WHAT THE EXERCISE ASKS:
Restate each of the lines given below, word for word.

— START EXERCISE INPUT —

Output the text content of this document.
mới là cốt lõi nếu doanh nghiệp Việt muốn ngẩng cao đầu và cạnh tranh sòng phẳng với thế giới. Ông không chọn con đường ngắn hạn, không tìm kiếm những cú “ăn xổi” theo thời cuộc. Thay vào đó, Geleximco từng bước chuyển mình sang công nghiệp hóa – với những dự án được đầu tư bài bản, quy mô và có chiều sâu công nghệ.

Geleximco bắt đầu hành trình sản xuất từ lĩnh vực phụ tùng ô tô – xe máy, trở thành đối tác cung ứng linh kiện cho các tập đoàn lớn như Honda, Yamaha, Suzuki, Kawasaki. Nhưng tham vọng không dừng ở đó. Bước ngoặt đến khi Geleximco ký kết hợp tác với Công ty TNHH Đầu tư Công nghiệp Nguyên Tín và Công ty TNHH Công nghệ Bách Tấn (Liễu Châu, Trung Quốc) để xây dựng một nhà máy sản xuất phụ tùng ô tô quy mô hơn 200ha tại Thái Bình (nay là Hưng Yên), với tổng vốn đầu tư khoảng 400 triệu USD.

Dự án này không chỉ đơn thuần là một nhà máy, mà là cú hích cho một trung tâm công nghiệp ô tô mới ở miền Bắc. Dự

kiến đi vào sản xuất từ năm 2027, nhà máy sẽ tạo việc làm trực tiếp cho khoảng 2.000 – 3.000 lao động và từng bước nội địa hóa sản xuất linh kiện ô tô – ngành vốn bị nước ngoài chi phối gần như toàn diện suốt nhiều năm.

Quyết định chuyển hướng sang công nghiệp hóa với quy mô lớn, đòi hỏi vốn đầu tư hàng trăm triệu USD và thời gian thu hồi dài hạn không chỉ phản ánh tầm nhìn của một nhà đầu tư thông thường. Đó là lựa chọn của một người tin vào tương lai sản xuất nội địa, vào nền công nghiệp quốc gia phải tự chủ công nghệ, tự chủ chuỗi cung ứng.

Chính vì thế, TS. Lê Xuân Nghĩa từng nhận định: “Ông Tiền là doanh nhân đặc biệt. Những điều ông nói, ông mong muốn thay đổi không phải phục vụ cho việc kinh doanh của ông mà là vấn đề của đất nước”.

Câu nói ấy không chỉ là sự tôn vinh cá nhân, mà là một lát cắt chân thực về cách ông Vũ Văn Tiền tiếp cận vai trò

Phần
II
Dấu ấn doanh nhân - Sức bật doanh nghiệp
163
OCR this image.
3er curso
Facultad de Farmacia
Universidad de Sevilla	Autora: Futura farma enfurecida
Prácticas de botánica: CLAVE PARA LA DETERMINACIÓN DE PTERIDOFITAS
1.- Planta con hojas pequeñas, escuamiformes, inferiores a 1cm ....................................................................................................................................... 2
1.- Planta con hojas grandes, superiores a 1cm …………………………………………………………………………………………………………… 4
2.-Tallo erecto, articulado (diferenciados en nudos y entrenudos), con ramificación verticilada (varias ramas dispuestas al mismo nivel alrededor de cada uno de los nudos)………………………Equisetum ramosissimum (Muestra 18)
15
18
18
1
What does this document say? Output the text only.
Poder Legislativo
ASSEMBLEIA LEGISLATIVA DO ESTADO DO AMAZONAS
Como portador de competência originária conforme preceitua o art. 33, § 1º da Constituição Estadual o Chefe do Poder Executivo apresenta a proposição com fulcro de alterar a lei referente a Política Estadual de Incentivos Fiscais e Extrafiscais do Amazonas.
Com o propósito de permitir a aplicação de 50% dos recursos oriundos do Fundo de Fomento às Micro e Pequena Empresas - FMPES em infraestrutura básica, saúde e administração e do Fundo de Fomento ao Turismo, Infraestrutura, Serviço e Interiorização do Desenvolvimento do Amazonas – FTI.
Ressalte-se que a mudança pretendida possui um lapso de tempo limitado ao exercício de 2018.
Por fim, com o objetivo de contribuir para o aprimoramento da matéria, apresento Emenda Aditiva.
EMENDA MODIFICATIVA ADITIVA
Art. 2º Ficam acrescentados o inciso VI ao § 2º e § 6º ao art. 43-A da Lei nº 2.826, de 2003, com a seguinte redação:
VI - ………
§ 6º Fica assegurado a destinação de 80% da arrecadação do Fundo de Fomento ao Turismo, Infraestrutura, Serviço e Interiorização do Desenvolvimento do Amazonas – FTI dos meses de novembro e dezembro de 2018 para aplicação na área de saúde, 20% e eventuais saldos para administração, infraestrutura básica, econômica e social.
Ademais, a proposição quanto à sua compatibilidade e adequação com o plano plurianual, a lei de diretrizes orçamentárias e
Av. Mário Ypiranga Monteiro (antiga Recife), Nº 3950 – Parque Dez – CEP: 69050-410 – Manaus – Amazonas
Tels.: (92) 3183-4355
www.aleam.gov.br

— END EXERCISE INPUT —

SOLUTION:
Output the text content of this document.
mới là cốt lõi nếu doanh nghiệp Việt muốn ngẩng cao đầu và cạnh tranh sòng phẳng với thế giới. Ông không chọn con đường ngắn hạn, không tìm kiếm những cú “ăn xổi” theo thời cuộc. Thay vào đó, Geleximco từng bước chuyển mình sang công nghiệp hóa – với những dự án được đầu tư bài bản, quy mô và có chiều sâu công nghệ.

Geleximco bắt đầu hành trình sản xuất từ lĩnh vực phụ tùng ô tô – xe máy, trở thành đối tác cung ứng linh kiện cho các tập đoàn lớn như Honda, Yamaha, Suzuki, Kawasaki. Nhưng tham vọng không dừng ở đó. Bước ngoặt đến khi Geleximco ký kết hợp tác với Công ty TNHH Đầu tư Công nghiệp Nguyên Tín và Công ty TNHH Công nghệ Bách Tấn (Liễu Châu, Trung Quốc) để xây dựng một nhà máy sản xuất phụ tùng ô tô quy mô hơn 200ha tại Thái Bình (nay là Hưng Yên), với tổng vốn đầu tư khoảng 400 triệu USD.

Dự án này không chỉ đơn thuần là một nhà máy, mà là cú hích cho một trung tâm công nghiệp ô tô mới ở miền Bắc. Dự

kiến đi vào sản xuất từ năm 2027, nhà máy sẽ tạo việc làm trực tiếp cho khoảng 2.000 – 3.000 lao động và từng bước nội địa hóa sản xuất linh kiện ô tô – ngành vốn bị nước ngoài chi phối gần như toàn diện suốt nhiều năm.

Quyết định chuyển hướng sang công nghiệp hóa với quy mô lớn, đòi hỏi vốn đầu tư hàng trăm triệu USD và thời gian thu hồi dài hạn không chỉ phản ánh tầm nhìn của một nhà đầu tư thông thường. Đó là lựa chọn của một người tin vào tương lai sản xuất nội địa, vào nền công nghiệp quốc gia phải tự chủ công nghệ, tự chủ chuỗi cung ứng.

Chính vì thế, TS. Lê Xuân Nghĩa từng nhận định: “Ông Tiền là doanh nhân đặc biệt. Những điều ông nói, ông mong muốn thay đổi không phải phục vụ cho việc kinh doanh của ông mà là vấn đề của đất nước”.

Câu nói ấy không chỉ là sự tôn vinh cá nhân, mà là một lát cắt chân thực về cách ông Vũ Văn Tiền tiếp cận vai trò

Phần
II
Dấu ấn doanh nhân - Sức bật doanh nghiệp
163
OCR this image.
3er curso
Facultad de Farmacia
Universidad de Sevilla	Autora: Futura farma enfurecida
Prácticas de botánica: CLAVE PARA LA DETERMINACIÓN DE PTERIDOFITAS
1.- Planta con hojas pequeñas, escuamiformes, inferiores a 1cm ....................................................................................................................................... 2
1.- Planta con hojas grandes, superiores a 1cm …………………………………………………………………………………………………………… 4
2.-Tallo erecto, articulado (diferenciados en nudos y entrenudos), con ramificación verticilada (varias ramas dispuestas al mismo nivel alrededor de cada uno de los nudos)………………………Equisetum ramosissimum (Muestra 18)
15
18
18
1
What does this document say? Output the text only.
Poder Legislativo
ASSEMBLEIA LEGISLATIVA DO ESTADO DO AMAZONAS
Como portador de competência originária conforme preceitua o art. 33, § 1º da Constituição Estadual o Chefe do Poder Executivo apresenta a proposição com fulcro de alterar a lei referente a Política Estadual de Incentivos Fiscais e Extrafiscais do Amazonas.
Com o propósito de permitir a aplicação de 50% dos recursos oriundos do Fundo de Fomento às Micro e Pequena Empresas - FMPES em infraestrutura básica, saúde e administração e do Fundo de Fomento ao Turismo, Infraestrutura, Serviço e Interiorização do Desenvolvimento do Amazonas – FTI.
Ressalte-se que a mudança pretendida possui um lapso de tempo limitado ao exercício de 2018.
Por fim, com o objetivo de contribuir para o aprimoramento da matéria, apresento Emenda Aditiva.
EMENDA MODIFICATIVA ADITIVA
Art. 2º Ficam acrescentados o inciso VI ao § 2º e § 6º ao art. 43-A da Lei nº 2.826, de 2003, com a seguinte redação:
VI - ………
§ 6º Fica assegurado a destinação de 80% da arrecadação do Fundo de Fomento ao Turismo, Infraestrutura, Serviço e Interiorização do Desenvolvimento do Amazonas – FTI dos meses de novembro e dezembro de 2018 para aplicação na área de saúde, 20% e eventuais saldos para administração, infraestrutura básica, econômica e social.
Ademais, a proposição quanto à sua compatibilidade e adequação com o plano plurianual, a lei de diretrizes orçamentárias e
Av. Mário Ypiranga Monteiro (antiga Recife), Nº 3950 – Parque Dez – CEP: 69050-410 – Manaus – Amazonas
Tels.: (92) 3183-4355
www.aleam.gov.br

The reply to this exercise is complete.